* GIVEN RECORDS:

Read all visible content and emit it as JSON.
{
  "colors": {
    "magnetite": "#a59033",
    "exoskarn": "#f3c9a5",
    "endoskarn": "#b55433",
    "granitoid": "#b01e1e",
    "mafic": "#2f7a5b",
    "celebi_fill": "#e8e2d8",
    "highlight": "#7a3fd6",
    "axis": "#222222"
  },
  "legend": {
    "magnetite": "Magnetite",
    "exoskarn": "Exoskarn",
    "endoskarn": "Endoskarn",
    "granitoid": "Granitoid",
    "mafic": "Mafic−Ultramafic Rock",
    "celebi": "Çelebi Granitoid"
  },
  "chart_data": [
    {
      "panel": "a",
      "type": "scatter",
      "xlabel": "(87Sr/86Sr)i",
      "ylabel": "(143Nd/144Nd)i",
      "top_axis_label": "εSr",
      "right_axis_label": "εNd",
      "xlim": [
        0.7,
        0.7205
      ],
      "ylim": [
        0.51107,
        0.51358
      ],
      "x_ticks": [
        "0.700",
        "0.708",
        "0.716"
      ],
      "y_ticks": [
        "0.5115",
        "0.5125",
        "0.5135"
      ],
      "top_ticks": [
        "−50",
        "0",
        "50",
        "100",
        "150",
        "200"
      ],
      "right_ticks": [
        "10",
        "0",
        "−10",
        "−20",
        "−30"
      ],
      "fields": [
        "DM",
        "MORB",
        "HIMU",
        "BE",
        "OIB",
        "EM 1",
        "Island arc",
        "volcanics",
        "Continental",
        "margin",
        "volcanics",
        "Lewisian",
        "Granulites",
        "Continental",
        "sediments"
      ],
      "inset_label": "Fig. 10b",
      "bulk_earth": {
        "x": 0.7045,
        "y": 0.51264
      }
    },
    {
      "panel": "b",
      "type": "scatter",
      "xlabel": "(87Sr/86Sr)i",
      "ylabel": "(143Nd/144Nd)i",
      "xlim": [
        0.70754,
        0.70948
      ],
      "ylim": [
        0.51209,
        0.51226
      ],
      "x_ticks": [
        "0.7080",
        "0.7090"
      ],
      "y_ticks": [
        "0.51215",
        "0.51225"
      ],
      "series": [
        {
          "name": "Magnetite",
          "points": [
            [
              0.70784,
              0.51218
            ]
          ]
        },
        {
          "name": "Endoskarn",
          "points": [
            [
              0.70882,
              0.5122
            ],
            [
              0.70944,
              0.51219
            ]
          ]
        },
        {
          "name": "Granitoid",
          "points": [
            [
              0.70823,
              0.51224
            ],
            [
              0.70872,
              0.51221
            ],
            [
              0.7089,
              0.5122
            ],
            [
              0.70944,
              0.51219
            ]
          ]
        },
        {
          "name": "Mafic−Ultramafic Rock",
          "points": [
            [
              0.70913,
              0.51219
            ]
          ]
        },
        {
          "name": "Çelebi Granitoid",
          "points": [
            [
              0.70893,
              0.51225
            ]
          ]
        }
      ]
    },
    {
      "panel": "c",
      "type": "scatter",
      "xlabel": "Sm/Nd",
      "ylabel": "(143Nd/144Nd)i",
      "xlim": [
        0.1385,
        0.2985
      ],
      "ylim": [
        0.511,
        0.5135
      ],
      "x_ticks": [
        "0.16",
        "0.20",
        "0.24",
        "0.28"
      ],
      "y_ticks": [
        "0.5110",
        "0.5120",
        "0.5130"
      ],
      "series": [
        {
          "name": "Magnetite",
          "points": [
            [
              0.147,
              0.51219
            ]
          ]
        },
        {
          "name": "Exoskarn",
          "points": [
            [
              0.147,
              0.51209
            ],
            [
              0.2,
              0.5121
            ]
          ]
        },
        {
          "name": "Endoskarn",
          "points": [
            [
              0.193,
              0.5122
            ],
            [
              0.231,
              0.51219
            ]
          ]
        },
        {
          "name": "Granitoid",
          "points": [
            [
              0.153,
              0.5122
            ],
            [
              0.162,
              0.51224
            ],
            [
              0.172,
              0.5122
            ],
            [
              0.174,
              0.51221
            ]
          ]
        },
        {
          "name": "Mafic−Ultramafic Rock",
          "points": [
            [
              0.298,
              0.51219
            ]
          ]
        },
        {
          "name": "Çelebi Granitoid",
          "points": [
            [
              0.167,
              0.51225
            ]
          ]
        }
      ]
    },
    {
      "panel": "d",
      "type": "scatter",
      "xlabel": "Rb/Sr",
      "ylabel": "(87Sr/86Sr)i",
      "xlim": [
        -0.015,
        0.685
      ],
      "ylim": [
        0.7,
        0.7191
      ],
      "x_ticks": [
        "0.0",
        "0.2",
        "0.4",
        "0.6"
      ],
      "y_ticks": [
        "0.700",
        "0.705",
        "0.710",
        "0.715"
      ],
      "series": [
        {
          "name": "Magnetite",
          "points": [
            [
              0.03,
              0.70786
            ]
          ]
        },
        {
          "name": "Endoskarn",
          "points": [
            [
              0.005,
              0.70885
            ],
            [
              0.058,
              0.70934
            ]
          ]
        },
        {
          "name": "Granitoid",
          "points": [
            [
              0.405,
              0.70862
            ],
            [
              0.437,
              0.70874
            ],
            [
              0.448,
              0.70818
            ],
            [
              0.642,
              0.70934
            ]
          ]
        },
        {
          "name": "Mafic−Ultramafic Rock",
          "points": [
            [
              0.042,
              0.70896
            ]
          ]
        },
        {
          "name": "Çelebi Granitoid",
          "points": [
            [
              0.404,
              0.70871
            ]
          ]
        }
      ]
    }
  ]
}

* THE EXERCISE: Go through the listing above and pull out each line containing the word "xlabel".

* ANSWER TO THIS PROBLEM:
      "xlabel": "(87Sr/86Sr)i",
      "xlabel": "(87Sr/86Sr)i",
      "xlabel": "Sm/Nd",
      "xlabel": "Rb/Sr",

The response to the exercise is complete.